## Bloc de texte
##############################
Pensions alimentaires, loyers et travaux dans une villa à Cannes, indemnités kilométriques, voyages, restauration, esthétique… le président Benjamin Blanchet énumère, laconiquement, une série de dépenses tirées des comptes de la société de M. Botton.

Pour l’accusation, M. Botton a détourné, par le biais de cette société, entre « 54 et 61% » du total des dons réalisés au bénéfice de l’association « Ensemble contre la récidive », qu’il a fondée après avoir passé 20 mois en prison dans les années 1990.

Dans les comptes de cette société, baptisée « Au centre des projets », il aurait fait passer, entre 2013 et 2017, plusieurs centaines de milliers d’euros de dépenses personnelles pour des dépenses professionnelles, selon le parquet.

« En quoi cette société doit payer les pensions alimentaires que vous devez à titre personnel ? » commence le président du tribunal.

M. Botton explique avoir emprunté de l’argent à un investisseur suisse qui était aussi un ami. « Il a été convenu qu’il mette de l’argent au compte courant de la société et que je puisse utiliser cet argent à des fins personnelles », dit-il.
##############################
## Section des données

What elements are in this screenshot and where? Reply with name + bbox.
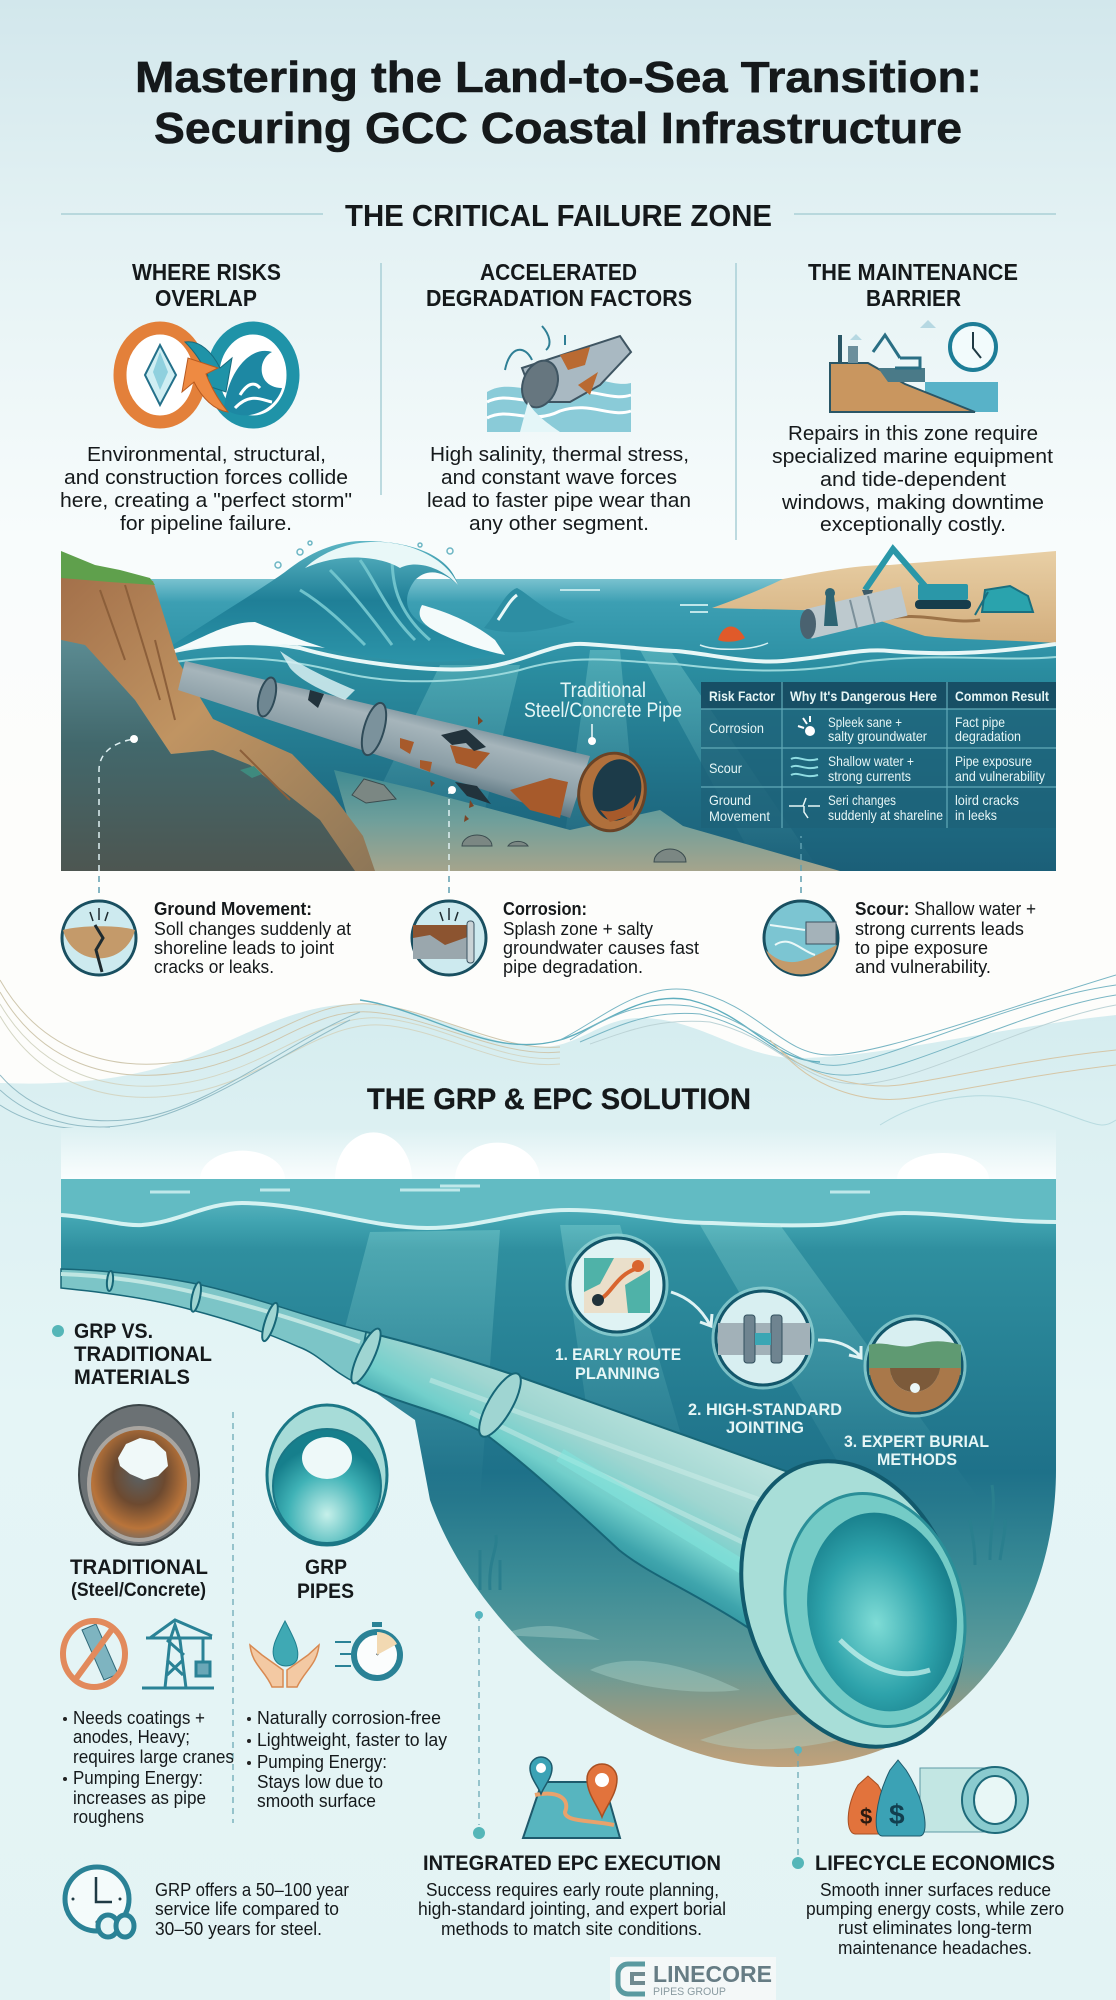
##############################
## Travail demandé
1 - D'après le bloc de texte, combien de temps M. Botton a-t-il passé en prison avant de fonder son association ?
2 - Indiquez si chacune des affirmations suivantes concorde avec le bloc de texte, en répondant par oui ou par non et en citant textuellement les mots qui tranchent. (a) La société de M. Botton porte le nom « Au centre des projets ». (b) L'investisseur qui a prêté de l'argent à M. Botton était belge. (c) Les dépenses personnelles auraient été passées dans les comptes entre 2010 et 2015.
3 - Recopiez fidèlement, dans le bloc de texte, le passage qui commence par les mots « Pour l’accusation, M. » et se termine par « président du tribunal. ».

## Réponses par tâche
1 - Il a passé 20 mois en prison, dans les années 1990.

2 -
(a) Oui : « cette société, baptisée « Au centre des projets » ».
(b) Non : « un investisseur suisse qui était aussi un ami ».
(c) Non : « entre 2013 et 2017 ».

3 -
Pour l’accusation, M. Botton a détourné, par le biais de cette société, entre « 54 et 61% » du total des dons réalisés au bénéfice de l’association « Ensemble contre la récidive », qu’il a fondée après avoir passé 20 mois en prison dans les années 1990.

Dans les comptes de cette société, baptisée « Au centre des projets », il aurait fait passer, entre 2013 et 2017, plusieurs centaines de milliers d’euros de dépenses personnelles pour des dépenses professionnelles, selon le parquet.

« En quoi cette société doit payer les pensions alimentaires que vous devez à titre personnel ? » commence le président du tribunal.